[Begin]

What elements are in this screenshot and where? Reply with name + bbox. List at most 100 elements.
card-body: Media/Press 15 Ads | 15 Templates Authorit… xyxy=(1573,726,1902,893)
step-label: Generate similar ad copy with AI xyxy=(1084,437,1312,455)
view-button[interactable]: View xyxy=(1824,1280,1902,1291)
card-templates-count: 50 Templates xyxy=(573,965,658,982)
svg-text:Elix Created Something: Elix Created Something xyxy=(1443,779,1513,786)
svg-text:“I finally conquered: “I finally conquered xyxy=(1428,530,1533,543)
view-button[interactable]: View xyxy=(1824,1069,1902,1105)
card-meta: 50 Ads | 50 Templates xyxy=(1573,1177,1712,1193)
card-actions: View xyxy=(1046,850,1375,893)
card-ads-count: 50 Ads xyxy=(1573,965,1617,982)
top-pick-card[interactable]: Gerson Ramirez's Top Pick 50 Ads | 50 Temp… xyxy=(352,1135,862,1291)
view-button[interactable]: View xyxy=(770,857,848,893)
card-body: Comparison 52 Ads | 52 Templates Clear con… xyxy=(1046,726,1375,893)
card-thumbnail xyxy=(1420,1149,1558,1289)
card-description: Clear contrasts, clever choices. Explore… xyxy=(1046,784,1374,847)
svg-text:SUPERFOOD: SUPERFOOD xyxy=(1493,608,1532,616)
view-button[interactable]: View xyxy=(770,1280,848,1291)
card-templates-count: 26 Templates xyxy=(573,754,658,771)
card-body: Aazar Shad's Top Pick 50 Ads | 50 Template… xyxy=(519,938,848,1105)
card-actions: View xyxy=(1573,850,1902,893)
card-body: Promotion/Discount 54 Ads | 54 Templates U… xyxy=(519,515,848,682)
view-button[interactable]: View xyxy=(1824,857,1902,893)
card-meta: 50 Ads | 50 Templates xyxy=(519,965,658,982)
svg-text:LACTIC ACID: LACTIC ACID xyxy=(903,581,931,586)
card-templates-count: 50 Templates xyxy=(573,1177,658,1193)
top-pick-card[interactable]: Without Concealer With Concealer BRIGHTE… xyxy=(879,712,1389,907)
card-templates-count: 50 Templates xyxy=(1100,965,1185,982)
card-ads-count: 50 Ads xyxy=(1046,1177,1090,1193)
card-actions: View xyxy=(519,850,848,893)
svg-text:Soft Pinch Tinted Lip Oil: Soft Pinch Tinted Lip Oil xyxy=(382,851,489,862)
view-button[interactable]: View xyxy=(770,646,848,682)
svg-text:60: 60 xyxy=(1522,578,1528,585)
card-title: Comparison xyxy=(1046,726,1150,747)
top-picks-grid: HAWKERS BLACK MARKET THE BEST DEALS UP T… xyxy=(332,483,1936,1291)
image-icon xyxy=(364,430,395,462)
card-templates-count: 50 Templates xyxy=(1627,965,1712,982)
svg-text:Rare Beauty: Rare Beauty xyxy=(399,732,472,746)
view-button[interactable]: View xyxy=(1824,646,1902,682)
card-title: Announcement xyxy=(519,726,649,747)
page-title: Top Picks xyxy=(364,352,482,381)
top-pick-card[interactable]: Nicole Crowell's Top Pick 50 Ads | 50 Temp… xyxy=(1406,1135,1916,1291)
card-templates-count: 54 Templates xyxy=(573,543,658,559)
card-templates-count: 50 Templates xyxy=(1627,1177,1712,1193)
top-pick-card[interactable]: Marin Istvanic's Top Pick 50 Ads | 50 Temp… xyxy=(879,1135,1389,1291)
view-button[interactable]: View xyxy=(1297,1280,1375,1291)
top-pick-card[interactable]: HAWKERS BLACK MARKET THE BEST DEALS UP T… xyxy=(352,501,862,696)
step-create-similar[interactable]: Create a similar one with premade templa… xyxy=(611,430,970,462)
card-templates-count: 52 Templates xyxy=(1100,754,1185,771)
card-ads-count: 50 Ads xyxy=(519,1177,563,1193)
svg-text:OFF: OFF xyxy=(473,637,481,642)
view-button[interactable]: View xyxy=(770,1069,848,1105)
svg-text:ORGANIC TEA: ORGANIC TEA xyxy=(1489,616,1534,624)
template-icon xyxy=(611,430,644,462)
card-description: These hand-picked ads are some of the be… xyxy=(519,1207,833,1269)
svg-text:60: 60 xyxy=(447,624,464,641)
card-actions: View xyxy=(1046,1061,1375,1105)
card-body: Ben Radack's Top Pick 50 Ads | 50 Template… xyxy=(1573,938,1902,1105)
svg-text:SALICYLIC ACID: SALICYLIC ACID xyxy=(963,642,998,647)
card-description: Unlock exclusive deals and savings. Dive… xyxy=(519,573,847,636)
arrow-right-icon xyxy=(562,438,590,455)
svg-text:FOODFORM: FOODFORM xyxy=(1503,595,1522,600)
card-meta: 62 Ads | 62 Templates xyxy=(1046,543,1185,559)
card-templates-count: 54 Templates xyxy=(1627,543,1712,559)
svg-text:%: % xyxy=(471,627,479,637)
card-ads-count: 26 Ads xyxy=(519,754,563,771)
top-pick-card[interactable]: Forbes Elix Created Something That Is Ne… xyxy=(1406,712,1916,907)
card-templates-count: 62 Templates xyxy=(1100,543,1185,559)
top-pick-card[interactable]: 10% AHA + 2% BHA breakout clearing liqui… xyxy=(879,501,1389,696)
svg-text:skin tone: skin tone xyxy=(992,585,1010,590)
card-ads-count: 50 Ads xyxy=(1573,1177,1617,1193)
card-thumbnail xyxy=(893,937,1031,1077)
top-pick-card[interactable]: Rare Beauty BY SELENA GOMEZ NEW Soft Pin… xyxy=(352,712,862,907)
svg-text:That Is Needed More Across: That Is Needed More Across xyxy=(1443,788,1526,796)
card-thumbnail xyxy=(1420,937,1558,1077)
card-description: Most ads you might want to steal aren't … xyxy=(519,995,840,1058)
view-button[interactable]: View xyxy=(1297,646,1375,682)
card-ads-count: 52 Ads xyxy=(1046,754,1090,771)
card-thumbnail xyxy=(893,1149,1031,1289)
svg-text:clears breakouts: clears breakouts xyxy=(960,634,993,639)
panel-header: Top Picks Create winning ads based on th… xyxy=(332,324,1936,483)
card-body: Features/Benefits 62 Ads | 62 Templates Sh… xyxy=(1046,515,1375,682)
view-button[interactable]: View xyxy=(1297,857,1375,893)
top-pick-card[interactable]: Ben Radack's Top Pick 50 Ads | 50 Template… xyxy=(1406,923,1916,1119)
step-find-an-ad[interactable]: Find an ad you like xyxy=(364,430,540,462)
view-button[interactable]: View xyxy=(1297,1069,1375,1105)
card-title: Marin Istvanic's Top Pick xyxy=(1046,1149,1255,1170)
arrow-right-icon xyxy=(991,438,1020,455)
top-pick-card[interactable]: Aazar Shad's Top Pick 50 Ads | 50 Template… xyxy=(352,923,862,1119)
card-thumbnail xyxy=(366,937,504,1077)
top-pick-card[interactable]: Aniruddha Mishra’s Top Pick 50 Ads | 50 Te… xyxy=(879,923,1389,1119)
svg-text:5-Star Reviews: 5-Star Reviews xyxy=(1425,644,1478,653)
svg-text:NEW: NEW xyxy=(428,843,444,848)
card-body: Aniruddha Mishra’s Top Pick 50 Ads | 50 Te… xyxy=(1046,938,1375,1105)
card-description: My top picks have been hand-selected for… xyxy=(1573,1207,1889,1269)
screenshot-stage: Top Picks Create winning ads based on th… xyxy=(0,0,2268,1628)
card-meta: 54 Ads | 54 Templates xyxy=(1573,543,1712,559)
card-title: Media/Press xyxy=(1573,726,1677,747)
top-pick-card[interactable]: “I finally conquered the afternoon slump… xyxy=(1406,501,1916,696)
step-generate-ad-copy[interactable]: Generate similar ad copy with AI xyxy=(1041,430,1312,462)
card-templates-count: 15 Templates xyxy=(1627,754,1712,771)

[End]

DIRECTIONS FOR THIS TASK
Copy the material above line for line, without changing anything.

OUTPUT
What elements are in this screenshot and where? Reply with name + bbox. List at most 100 elements.
card-body: Media/Press 15 Ads | 15 Templates Authorit… xyxy=(1573,726,1902,893)
step-label: Generate similar ad copy with AI xyxy=(1084,437,1312,455)
view-button[interactable]: View xyxy=(1824,1280,1902,1291)
card-templates-count: 50 Templates xyxy=(573,965,658,982)
svg-text:Elix Created Something: Elix Created Something xyxy=(1443,779,1513,786)
svg-text:“I finally conquered: “I finally conquered xyxy=(1428,530,1533,543)
view-button[interactable]: View xyxy=(1824,1069,1902,1105)
card-meta: 50 Ads | 50 Templates xyxy=(1573,1177,1712,1193)
card-actions: View xyxy=(1046,850,1375,893)
card-ads-count: 50 Ads xyxy=(1573,965,1617,982)
top-pick-card[interactable]: Gerson Ramirez's Top Pick 50 Ads | 50 Temp… xyxy=(352,1135,862,1291)
view-button[interactable]: View xyxy=(770,857,848,893)
card-body: Comparison 52 Ads | 52 Templates Clear con… xyxy=(1046,726,1375,893)
card-thumbnail xyxy=(1420,1149,1558,1289)
card-description: Clear contrasts, clever choices. Explore… xyxy=(1046,784,1374,847)
svg-text:SUPERFOOD: SUPERFOOD xyxy=(1493,608,1532,616)
view-button[interactable]: View xyxy=(770,1280,848,1291)
card-templates-count: 26 Templates xyxy=(573,754,658,771)
card-body: Aazar Shad's Top Pick 50 Ads | 50 Template… xyxy=(519,938,848,1105)
card-actions: View xyxy=(1573,850,1902,893)
card-body: Promotion/Discount 54 Ads | 54 Templates U… xyxy=(519,515,848,682)
view-button[interactable]: View xyxy=(1824,857,1902,893)
card-meta: 50 Ads | 50 Templates xyxy=(519,965,658,982)
svg-text:LACTIC ACID: LACTIC ACID xyxy=(903,581,931,586)
card-templates-count: 50 Templates xyxy=(573,1177,658,1193)
top-pick-card[interactable]: Without Concealer With Concealer BRIGHTE… xyxy=(879,712,1389,907)
card-templates-count: 50 Templates xyxy=(1100,965,1185,982)
card-ads-count: 50 Ads xyxy=(1046,1177,1090,1193)
card-actions: View xyxy=(519,850,848,893)
svg-text:Soft Pinch Tinted Lip Oil: Soft Pinch Tinted Lip Oil xyxy=(382,851,489,862)
view-button[interactable]: View xyxy=(770,646,848,682)
svg-text:60: 60 xyxy=(1522,578,1528,585)
card-title: Comparison xyxy=(1046,726,1150,747)
top-picks-grid: HAWKERS BLACK MARKET THE BEST DEALS UP T… xyxy=(332,483,1936,1291)
image-icon xyxy=(364,430,395,462)
card-templates-count: 50 Templates xyxy=(1627,965,1712,982)
svg-text:Rare Beauty: Rare Beauty xyxy=(399,732,472,746)
view-button[interactable]: View xyxy=(1824,646,1902,682)
card-title: Announcement xyxy=(519,726,649,747)
page-title: Top Picks xyxy=(364,352,482,381)
top-pick-card[interactable]: Nicole Crowell's Top Pick 50 Ads | 50 Temp… xyxy=(1406,1135,1916,1291)
card-templates-count: 54 Templates xyxy=(573,543,658,559)
card-templates-count: 50 Templates xyxy=(1627,1177,1712,1193)
top-pick-card[interactable]: Marin Istvanic's Top Pick 50 Ads | 50 Temp… xyxy=(879,1135,1389,1291)
view-button[interactable]: View xyxy=(1297,1280,1375,1291)
top-pick-card[interactable]: HAWKERS BLACK MARKET THE BEST DEALS UP T… xyxy=(352,501,862,696)
step-create-similar[interactable]: Create a similar one with premade templa… xyxy=(611,430,970,462)
card-templates-count: 52 Templates xyxy=(1100,754,1185,771)
card-ads-count: 50 Ads xyxy=(519,1177,563,1193)
svg-text:OFF: OFF xyxy=(473,637,481,642)
view-button[interactable]: View xyxy=(770,1069,848,1105)
svg-text:ORGANIC TEA: ORGANIC TEA xyxy=(1489,616,1534,624)
template-icon xyxy=(611,430,644,462)
card-description: These hand-picked ads are some of the be… xyxy=(519,1207,833,1269)
svg-text:60: 60 xyxy=(447,624,464,641)
card-actions: View xyxy=(1046,1061,1375,1105)
card-body: Ben Radack's Top Pick 50 Ads | 50 Template… xyxy=(1573,938,1902,1105)
svg-text:SALICYLIC ACID: SALICYLIC ACID xyxy=(963,642,998,647)
card-description: Unlock exclusive deals and savings. Dive… xyxy=(519,573,847,636)
arrow-right-icon xyxy=(562,438,590,455)
svg-text:FOODFORM: FOODFORM xyxy=(1503,595,1522,600)
card-meta: 62 Ads | 62 Templates xyxy=(1046,543,1185,559)
card-templates-count: 54 Templates xyxy=(1627,543,1712,559)
svg-text:%: % xyxy=(471,627,479,637)
card-ads-count: 26 Ads xyxy=(519,754,563,771)
top-pick-card[interactable]: Forbes Elix Created Something That Is Ne… xyxy=(1406,712,1916,907)
card-templates-count: 62 Templates xyxy=(1100,543,1185,559)
top-pick-card[interactable]: 10% AHA + 2% BHA breakout clearing liqui… xyxy=(879,501,1389,696)
svg-text:skin tone: skin tone xyxy=(992,585,1010,590)
card-ads-count: 50 Ads xyxy=(1573,1177,1617,1193)
card-thumbnail xyxy=(893,937,1031,1077)
top-pick-card[interactable]: Rare Beauty BY SELENA GOMEZ NEW Soft Pin… xyxy=(352,712,862,907)
svg-text:That Is Needed More Across: That Is Needed More Across xyxy=(1443,788,1526,796)
card-thumbnail xyxy=(1420,937,1558,1077)
card-description: Most ads you might want to steal aren't … xyxy=(519,995,840,1058)
view-button[interactable]: View xyxy=(1297,646,1375,682)
card-ads-count: 52 Ads xyxy=(1046,754,1090,771)
card-thumbnail xyxy=(893,1149,1031,1289)
svg-text:clears breakouts: clears breakouts xyxy=(960,634,993,639)
panel-header: Top Picks Create winning ads based on th… xyxy=(332,324,1936,483)
card-body: Features/Benefits 62 Ads | 62 Templates Sh… xyxy=(1046,515,1375,682)
view-button[interactable]: View xyxy=(1297,857,1375,893)
top-pick-card[interactable]: Ben Radack's Top Pick 50 Ads | 50 Template… xyxy=(1406,923,1916,1119)
step-find-an-ad[interactable]: Find an ad you like xyxy=(364,430,540,462)
view-button[interactable]: View xyxy=(1297,1069,1375,1105)
card-title: Marin Istvanic's Top Pick xyxy=(1046,1149,1255,1170)
arrow-right-icon xyxy=(991,438,1020,455)
top-pick-card[interactable]: Aazar Shad's Top Pick 50 Ads | 50 Template… xyxy=(352,923,862,1119)
card-thumbnail xyxy=(366,937,504,1077)
top-pick-card[interactable]: Aniruddha Mishra’s Top Pick 50 Ads | 50 Te… xyxy=(879,923,1389,1119)
svg-text:5-Star Reviews: 5-Star Reviews xyxy=(1425,644,1478,653)
svg-text:NEW: NEW xyxy=(428,843,444,848)
card-body: Aniruddha Mishra’s Top Pick 50 Ads | 50 Te… xyxy=(1046,938,1375,1105)
card-description: My top picks have been hand-selected for… xyxy=(1573,1207,1889,1269)
screenshot-stage: Top Picks Create winning ads based on th… xyxy=(0,0,2268,1628)
card-meta: 54 Ads | 54 Templates xyxy=(1573,543,1712,559)
card-title: Media/Press xyxy=(1573,726,1677,747)
top-pick-card[interactable]: “I finally conquered the afternoon slump… xyxy=(1406,501,1916,696)
step-generate-ad-copy[interactable]: Generate similar ad copy with AI xyxy=(1041,430,1312,462)
card-templates-count: 15 Templates xyxy=(1627,754,1712,771)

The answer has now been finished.